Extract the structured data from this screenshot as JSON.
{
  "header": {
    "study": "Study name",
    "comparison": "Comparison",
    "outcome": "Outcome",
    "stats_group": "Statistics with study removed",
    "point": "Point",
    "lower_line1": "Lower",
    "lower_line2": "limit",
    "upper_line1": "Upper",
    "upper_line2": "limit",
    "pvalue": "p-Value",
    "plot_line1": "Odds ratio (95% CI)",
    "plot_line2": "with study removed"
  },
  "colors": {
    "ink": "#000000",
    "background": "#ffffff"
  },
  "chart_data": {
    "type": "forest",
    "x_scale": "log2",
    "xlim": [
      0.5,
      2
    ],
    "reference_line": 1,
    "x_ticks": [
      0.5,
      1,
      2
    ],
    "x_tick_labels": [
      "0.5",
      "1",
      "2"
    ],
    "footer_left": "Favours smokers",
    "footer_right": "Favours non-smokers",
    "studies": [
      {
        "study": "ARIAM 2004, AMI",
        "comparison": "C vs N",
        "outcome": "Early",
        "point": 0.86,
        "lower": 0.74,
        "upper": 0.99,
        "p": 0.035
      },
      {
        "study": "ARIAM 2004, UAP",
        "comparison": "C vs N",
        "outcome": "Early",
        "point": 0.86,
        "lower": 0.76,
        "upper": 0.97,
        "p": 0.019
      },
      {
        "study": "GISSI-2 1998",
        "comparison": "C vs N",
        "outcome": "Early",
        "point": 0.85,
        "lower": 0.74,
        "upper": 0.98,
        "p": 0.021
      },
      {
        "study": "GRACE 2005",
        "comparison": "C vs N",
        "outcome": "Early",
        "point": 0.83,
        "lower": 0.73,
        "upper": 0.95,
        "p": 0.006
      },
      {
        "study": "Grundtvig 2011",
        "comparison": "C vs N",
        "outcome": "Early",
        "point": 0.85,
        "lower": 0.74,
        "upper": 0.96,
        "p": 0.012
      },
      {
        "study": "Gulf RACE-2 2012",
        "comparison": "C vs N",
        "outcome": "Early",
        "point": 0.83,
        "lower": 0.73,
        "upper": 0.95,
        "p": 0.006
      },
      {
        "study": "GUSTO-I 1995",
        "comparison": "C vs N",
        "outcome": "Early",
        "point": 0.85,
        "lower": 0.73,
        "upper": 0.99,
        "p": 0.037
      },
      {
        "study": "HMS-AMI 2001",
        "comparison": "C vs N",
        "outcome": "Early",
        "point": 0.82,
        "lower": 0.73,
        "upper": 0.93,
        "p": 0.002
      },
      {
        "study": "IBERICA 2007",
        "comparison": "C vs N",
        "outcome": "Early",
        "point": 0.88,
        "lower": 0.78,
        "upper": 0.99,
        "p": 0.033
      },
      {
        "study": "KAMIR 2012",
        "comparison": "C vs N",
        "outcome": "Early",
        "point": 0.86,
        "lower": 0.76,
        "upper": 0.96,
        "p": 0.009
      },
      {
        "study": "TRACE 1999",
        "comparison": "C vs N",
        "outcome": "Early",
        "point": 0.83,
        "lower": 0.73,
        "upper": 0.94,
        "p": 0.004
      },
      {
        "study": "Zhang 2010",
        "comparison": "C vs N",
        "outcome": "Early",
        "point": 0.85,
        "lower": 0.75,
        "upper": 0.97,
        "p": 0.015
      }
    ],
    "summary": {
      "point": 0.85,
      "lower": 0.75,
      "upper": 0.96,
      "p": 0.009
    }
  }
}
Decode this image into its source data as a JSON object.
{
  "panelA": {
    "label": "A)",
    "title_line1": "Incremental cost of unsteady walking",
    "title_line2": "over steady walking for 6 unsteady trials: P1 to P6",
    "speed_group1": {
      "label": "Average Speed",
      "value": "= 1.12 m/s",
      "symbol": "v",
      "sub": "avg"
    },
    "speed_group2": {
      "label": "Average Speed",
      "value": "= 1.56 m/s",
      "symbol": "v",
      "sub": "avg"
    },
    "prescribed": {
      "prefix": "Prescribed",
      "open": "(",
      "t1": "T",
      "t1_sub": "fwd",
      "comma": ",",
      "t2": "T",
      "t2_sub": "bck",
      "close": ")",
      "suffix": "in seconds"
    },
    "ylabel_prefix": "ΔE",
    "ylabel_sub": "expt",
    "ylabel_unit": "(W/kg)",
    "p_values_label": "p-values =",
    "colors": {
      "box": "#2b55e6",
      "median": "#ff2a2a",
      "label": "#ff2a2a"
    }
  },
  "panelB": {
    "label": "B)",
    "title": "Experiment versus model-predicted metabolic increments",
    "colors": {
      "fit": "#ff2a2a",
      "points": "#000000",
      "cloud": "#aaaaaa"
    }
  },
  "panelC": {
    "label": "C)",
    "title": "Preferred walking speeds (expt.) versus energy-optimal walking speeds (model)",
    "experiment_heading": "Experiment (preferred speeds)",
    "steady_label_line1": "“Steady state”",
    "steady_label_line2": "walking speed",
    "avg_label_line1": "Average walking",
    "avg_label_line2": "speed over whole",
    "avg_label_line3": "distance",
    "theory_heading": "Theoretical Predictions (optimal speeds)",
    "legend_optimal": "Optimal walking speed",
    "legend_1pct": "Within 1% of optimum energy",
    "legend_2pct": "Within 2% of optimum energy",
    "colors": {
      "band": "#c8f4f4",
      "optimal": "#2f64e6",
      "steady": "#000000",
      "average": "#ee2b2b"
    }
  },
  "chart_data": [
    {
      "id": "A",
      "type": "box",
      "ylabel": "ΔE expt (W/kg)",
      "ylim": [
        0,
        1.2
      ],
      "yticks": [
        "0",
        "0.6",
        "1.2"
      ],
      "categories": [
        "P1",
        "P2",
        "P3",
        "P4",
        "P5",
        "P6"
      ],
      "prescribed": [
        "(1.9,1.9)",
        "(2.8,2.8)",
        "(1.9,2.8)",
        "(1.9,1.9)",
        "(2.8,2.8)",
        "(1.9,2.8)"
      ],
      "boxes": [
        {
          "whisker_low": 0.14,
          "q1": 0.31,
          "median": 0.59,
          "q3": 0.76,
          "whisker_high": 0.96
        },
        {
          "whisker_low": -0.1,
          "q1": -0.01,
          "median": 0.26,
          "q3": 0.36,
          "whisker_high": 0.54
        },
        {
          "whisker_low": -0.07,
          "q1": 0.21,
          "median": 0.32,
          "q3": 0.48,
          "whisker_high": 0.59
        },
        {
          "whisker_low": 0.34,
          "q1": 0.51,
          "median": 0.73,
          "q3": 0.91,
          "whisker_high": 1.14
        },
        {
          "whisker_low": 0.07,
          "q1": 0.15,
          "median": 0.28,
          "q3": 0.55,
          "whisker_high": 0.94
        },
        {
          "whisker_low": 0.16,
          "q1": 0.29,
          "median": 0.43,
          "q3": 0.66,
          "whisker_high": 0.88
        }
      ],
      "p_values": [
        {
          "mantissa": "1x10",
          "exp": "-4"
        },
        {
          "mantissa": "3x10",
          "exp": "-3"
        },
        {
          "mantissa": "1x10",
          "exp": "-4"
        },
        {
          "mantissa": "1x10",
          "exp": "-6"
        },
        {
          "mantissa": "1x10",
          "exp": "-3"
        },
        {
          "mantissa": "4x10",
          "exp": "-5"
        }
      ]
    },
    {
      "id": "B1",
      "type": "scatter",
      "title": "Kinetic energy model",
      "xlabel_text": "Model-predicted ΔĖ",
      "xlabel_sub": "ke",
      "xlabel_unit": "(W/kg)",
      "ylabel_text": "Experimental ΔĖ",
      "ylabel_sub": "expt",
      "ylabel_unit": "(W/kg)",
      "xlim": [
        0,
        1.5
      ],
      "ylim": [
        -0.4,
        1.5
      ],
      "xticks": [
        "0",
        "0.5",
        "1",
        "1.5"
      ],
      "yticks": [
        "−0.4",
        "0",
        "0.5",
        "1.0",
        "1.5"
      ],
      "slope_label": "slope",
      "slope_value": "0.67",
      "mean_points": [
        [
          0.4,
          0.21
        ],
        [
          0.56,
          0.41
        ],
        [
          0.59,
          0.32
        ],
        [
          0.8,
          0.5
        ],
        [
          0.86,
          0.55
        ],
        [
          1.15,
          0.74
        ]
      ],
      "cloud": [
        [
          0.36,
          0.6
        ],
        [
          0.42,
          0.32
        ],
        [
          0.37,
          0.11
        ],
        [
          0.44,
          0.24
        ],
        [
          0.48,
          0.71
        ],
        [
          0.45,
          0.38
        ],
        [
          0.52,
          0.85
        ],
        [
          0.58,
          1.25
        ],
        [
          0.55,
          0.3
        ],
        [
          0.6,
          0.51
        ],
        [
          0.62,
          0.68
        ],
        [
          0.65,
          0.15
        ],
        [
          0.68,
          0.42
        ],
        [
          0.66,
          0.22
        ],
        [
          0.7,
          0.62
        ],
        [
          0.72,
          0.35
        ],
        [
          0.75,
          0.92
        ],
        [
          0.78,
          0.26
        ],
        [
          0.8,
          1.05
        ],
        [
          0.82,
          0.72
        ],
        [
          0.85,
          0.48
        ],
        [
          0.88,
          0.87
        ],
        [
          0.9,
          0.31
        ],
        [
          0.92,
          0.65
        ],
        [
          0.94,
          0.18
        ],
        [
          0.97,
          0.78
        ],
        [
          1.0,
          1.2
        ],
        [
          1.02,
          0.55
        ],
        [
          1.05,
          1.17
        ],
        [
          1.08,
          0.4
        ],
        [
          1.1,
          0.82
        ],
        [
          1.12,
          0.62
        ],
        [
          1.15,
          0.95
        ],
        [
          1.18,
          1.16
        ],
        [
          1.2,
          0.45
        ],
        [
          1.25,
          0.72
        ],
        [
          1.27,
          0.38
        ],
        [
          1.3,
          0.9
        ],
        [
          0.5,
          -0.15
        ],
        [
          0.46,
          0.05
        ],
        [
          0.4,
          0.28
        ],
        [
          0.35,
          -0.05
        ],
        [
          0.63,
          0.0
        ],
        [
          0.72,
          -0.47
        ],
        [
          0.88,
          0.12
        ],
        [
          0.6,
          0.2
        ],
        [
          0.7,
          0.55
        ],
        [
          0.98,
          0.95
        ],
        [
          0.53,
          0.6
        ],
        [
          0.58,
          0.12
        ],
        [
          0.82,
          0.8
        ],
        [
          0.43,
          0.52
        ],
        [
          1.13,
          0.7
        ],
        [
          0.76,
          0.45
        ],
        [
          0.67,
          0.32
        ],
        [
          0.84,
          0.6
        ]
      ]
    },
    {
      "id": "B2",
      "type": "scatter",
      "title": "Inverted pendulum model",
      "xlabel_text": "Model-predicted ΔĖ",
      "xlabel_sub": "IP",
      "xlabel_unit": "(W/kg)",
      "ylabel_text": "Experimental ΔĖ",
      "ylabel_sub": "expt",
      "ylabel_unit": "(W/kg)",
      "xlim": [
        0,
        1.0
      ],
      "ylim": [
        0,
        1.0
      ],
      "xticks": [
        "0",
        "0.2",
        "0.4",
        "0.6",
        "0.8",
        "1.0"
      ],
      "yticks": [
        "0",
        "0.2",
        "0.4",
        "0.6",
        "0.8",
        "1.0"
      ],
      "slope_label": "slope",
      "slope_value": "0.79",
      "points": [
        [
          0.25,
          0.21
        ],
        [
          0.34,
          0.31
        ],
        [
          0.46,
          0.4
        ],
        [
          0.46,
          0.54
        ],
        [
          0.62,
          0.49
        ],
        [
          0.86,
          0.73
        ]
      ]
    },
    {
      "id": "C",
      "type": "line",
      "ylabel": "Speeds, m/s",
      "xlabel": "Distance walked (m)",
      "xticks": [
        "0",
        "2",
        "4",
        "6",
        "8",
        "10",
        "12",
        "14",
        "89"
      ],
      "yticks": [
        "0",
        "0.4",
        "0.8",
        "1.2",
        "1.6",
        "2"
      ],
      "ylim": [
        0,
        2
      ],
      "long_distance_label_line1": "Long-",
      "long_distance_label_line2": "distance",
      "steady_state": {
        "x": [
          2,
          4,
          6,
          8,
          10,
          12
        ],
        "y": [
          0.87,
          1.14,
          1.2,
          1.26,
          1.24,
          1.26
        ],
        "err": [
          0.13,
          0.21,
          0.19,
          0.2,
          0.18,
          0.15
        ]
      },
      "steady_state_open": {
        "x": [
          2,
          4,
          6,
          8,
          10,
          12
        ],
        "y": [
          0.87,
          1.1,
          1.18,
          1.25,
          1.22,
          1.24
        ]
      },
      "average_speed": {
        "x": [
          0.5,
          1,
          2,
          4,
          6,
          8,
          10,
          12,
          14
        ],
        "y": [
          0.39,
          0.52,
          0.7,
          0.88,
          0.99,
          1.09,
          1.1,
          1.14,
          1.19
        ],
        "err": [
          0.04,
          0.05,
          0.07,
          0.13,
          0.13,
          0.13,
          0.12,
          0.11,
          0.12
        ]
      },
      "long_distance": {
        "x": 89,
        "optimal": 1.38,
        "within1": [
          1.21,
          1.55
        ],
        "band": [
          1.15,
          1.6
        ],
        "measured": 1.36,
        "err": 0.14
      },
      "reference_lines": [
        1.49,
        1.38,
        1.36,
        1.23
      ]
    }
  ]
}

#### [Task requirements]
Pull out each line of the listing that holds the string "Favours".

#### [Worked solution]
    "footer_left": "Favours smokers",
    "footer_right": "Favours non-smokers",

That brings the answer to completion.